*** Reading passage ***

Analysis of the CIMP-atypical tumors found an increased incidence of mutations in the gene encoding caspase 8 (CASP8).30 In fact, nearly all of the TCGA HNSCC tumors that harbored CASP8 mutations segregated to the CIMP-atypical subgroup. CASP8 is a critical component of the apoptosis and necroptosis cascades and contributes to the death-inducing signaling complex.35 Loss of CASP8 expression has been documented in other cancers, including small-cell lung cancer, brain tumors, neuroendocrine cancers, and more.36 Prior whole exome sequencing of patients with HPV-negative OSCC found that these tumors frequently present with CASP8 mutations that co-occur with FAT1 mutations.37 These data point to a unique pathway by which NSND patients may develop OSCC that requires further exploration and validation.
Of note, conflicting data exists for copy number analysis and mutational burden profiles of NSND OSCC patients. Pickering et al. performed whole-exome sequencing and copy-number analysis of oral tongue tumors from 29 non-smoking young patients (ages <45 years old) and 86 older patients who have a history of smoking (ages >45 years old). Their data revealed similar gene-specific mutations and copy-number alteration frequencies between the two groups, despite differences in smoking prevalence.38 Based on their data, the mutational signature from tobacco smoking is not prominent in tumors of the tongue. Li et al., also performed exome sequencing of tumor DNA and similarly found no difference in overall mutational burden between smoking (n= 36) and non-smoking (n=53) OSCC groups.23 However, there exist other studies that suggest nonsmokers harbor fewer mutations compared to smokers.30,39,40
Regarding the TP53 gene, some studies found TP53 expression to be comparable between the two groups, while other studies concluded that p53 abnormalities are less frequent in OSCCs of young patients.23,41,42 Non-smoking patients with TP53 mutations had higher tumor-node-metastasis (TNM) stage, worse tumor differentiation, earlier recurrence, and poorer survival than those without mutations.43 Other cell cycle proteins such as p21, Rb and MDM2 were also not found to be differentially expressed.41 In one study comparing NSND (n = 59) to ESED (n = 117) patients using a targeted panel of 68 genes, the NSND cohort had a greater proportion of CDKN2A mutations, EGFR amplifications, and BRCA2 deletions (11.9% vs 1.7%, p =0.007).44 PIK3CA mutation, CDKN2A deletion, and EGFR amplification were significantly associated with worse survival in univariate analyses. However, none of these gene mutations was significant in multivariable survival analysis accounting for clinicopathologic variables.44
In summary, there has been much progress to genomically characterize NSND OSCC as distinctly different from the traditional OSCC, but the available studies are not all consistent and no definitive genetic etiology has been identified. On an epigenetic level, there seems to be widespread CpG island methylation and gene silencing. On a genomic mutational level, there are differences in specific gene mutational frequencies, such as CASP8. Interestingly, genomic analysis of OSCC tumors from non-smokers showed evidence of a more robust IFN-γ response and activation of immune checkpoint ligands, pointing to the possibility of viruses as the pathogenic cause of OSCC.

***

Work order:
Summarize the passage on NSND OSCC genomics in two sentences.

*** Records provided ***

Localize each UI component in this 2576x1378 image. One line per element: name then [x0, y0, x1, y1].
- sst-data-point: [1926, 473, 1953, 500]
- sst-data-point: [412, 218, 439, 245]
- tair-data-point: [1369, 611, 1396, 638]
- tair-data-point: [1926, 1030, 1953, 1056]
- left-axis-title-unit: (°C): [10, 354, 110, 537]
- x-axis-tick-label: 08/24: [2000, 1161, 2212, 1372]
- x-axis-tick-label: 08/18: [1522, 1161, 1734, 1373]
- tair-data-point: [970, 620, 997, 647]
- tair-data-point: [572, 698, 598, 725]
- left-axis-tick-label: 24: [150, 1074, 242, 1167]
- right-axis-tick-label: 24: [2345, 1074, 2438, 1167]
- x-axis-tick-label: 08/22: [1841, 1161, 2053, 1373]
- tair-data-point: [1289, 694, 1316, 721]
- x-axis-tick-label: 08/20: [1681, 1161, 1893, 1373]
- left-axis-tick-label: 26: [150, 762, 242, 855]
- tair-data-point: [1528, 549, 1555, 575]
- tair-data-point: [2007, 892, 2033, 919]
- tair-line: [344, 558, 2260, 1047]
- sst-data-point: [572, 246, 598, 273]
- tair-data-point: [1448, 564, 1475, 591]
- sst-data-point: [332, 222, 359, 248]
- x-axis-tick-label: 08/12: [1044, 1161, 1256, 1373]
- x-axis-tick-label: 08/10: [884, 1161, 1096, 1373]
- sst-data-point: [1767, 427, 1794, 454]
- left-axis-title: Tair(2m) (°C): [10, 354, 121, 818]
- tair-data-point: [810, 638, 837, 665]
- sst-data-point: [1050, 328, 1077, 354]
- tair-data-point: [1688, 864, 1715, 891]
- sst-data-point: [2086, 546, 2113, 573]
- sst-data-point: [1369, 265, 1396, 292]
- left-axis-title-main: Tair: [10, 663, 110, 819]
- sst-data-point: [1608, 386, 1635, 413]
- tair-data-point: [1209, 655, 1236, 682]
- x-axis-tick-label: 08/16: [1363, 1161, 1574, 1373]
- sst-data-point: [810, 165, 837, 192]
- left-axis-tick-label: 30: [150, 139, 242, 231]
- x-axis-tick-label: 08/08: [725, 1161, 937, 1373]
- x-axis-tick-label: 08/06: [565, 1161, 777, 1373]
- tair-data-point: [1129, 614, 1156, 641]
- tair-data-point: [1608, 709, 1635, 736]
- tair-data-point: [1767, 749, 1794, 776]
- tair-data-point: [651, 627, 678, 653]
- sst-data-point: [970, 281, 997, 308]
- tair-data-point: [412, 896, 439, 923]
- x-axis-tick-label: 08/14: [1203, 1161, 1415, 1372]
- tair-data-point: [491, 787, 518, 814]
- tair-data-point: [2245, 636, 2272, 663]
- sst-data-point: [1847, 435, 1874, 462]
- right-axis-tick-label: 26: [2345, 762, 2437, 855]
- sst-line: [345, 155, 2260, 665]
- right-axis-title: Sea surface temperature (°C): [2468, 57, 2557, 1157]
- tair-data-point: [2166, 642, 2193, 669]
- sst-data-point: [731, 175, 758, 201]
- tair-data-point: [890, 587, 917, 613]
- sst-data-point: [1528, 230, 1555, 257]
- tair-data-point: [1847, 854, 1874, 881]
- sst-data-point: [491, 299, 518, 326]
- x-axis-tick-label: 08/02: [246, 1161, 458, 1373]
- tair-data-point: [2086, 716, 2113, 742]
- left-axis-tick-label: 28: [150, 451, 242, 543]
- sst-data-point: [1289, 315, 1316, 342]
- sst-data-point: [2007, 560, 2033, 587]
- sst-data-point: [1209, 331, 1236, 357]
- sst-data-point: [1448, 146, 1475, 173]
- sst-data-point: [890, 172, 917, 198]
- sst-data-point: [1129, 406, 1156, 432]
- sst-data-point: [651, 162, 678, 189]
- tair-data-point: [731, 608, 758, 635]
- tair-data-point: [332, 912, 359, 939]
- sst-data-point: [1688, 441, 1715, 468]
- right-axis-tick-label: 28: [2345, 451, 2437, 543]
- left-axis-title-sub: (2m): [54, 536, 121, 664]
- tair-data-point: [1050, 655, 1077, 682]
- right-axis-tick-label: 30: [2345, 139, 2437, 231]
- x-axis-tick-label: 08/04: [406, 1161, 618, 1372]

***

Response for this exercise:
Research on NSND OSCC links CASP8 mutations to CIMP-atypical tumors and shows widespread CpG island methylation, gene silencing and differences in specific gene mutational frequencies. Findings on mutational burden and TP53 conflict and no definitive genetic etiology has been identified, but tumors from non-smokers showed a more robust IFN-γ response and activation of immune checkpoint ligands, pointing to viruses as a possible cause.